◆ What is being asked: Return each line that holds the word "title".

[Collected data entries]
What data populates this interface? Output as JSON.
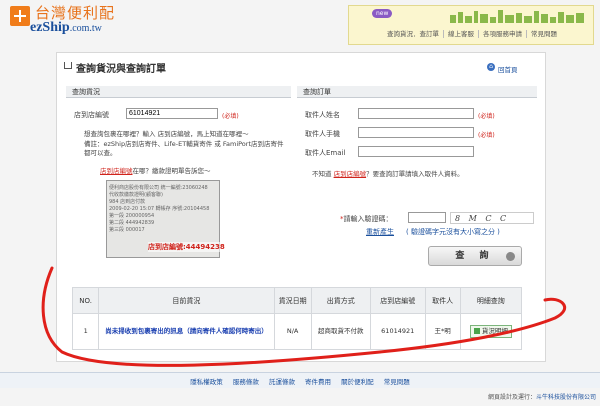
{
  "header": {
    "brand_cn": "台灣便利配",
    "brand_en": "ezShip",
    "brand_domain": ".com.tw",
    "new_badge": "new",
    "top_links": [
      "查詢貨況．查訂單",
      "線上客服",
      "各項服務申請",
      "常見問題"
    ]
  },
  "page": {
    "title": "查詢貨況與查詢訂單",
    "home_link": "回首頁"
  },
  "left_section": {
    "heading": "查詢貨況",
    "store_label": "店到店編號",
    "store_value": "61014921",
    "required": "(必填)",
    "note_line1": "想查詢包裹在哪裡？輸入 店到店編號，馬上知道在哪裡～",
    "note_line2": "備註：ezShip店到店寄件、Life-ET輔貨寄件 或 FamiPort店到店寄件都可以查。",
    "hint_link": "店到店編號",
    "hint_text": "在哪？繳款證明單告訴您～",
    "receipt_lines": [
      "便利商店股份有限公司 統一編號:23060248",
      "代收款繳款證明(顧客聯)",
      "984 店到店付款",
      "2009-02-20 15:07 轉帳存 序號:20104458",
      "第一段 200000954",
      "第二段 444942839",
      "第三段 000017"
    ],
    "receipt_highlight": "店到店編號:44494238"
  },
  "right_section": {
    "heading": "查詢訂單",
    "fields": [
      {
        "label": "取件人姓名",
        "required": "(必填)"
      },
      {
        "label": "取件人手機",
        "required": "(必填)"
      },
      {
        "label": "取件人Email",
        "required": ""
      }
    ],
    "hint_prefix": "不知道 ",
    "hint_link": "店到店編號",
    "hint_suffix": "？要查詢訂單請填入取件人資料。",
    "captcha_label": "請輸入驗證碼：",
    "captcha_text": "8 M C C",
    "regen_link": "重新產生",
    "captcha_note": "( 驗證碼字元沒有大小寫之分 )",
    "query_button": "查 詢"
  },
  "results": {
    "headers": [
      "NO.",
      "目前貨況",
      "貨況日期",
      "出貨方式",
      "店到店編號",
      "取件人",
      "明細查詢"
    ],
    "rows": [
      {
        "no": "1",
        "status": "尚未掃收到包裹寄出的訊息（請向寄件人確認何時寄出）",
        "date": "N/A",
        "method": "超商取貨不付款",
        "store_no": "61014921",
        "receiver": "王*明",
        "detail": "貨況明細"
      }
    ]
  },
  "footer": {
    "links": [
      "隱私權政策",
      "服務條款",
      "託運條款",
      "寄件費用",
      "關於便利配",
      "常見問題"
    ],
    "credit_prefix": "網頁設計及運行：",
    "credit_company": "斗牛科技股份有限公司"
  },
  "colors": {
    "brand_orange": "#f07c1a",
    "brand_blue": "#1a4f9c",
    "required_red": "#d0241c",
    "annotation_red": "#e0201a"
  }
}
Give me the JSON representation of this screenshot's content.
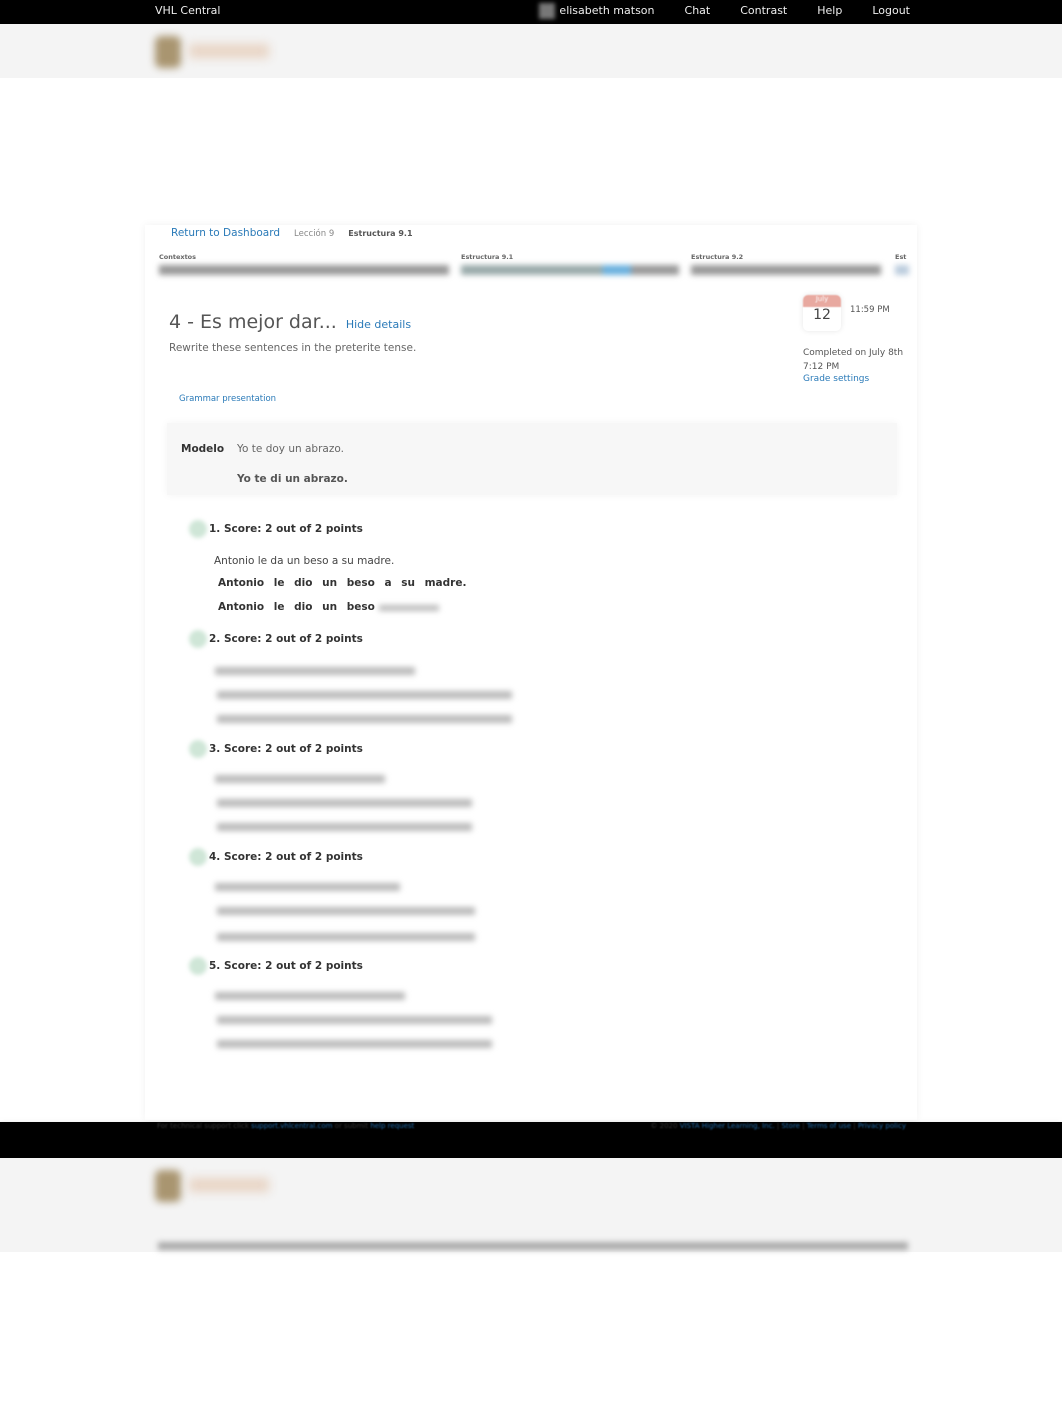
{
  "topbar": {
    "brand": "VHL Central",
    "user": "elisabeth matson",
    "chat": "Chat",
    "contrast": "Contrast",
    "help": "Help",
    "logout": "Logout"
  },
  "breadcrumb": {
    "return": "Return to Dashboard",
    "lesson": "Lección 9",
    "current": "Estructura 9.1"
  },
  "sections": [
    "Contextos",
    "Estructura 9.1",
    "Estructura 9.2",
    "Est"
  ],
  "activity": {
    "title": "4 - Es mejor dar...",
    "hide_details": "Hide details",
    "instructions": "Rewrite these sentences in the preterite tense.",
    "grammar_link": "Grammar presentation"
  },
  "due": {
    "month": "July",
    "day": "12",
    "time": "11:59 PM",
    "completed": "Completed on July 8th 7:12 PM",
    "grade_settings": "Grade settings"
  },
  "modelo": {
    "label": "Modelo",
    "question": "Yo te doy un abrazo.",
    "answer": "Yo te di un abrazo."
  },
  "items": [
    {
      "score": "1.  Score: 2 out of 2 points",
      "prompt": "Antonio le da un beso a su madre.",
      "answer": "Antonio le dio un beso a su madre.",
      "answer2": "Antonio le dio un beso"
    },
    {
      "score": "2.  Score: 2 out of 2 points"
    },
    {
      "score": "3.  Score: 2 out of 2 points"
    },
    {
      "score": "4.  Score: 2 out of 2 points"
    },
    {
      "score": "5.  Score: 2 out of 2 points"
    }
  ],
  "footer": {
    "support_text": "For technical support click",
    "support_link": "support.vhlcentral.com",
    "or_submit": "or submit",
    "help_request": "help request",
    "copyright": "© 2020",
    "company": "VISTA Higher Learning, Inc.",
    "store": "Store",
    "terms": "Terms of use",
    "privacy": "Privacy policy"
  }
}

◆ Expected output:
    "title": "查詢貨況與查詢訂單",
    "title": "4 - Es mejor dar...",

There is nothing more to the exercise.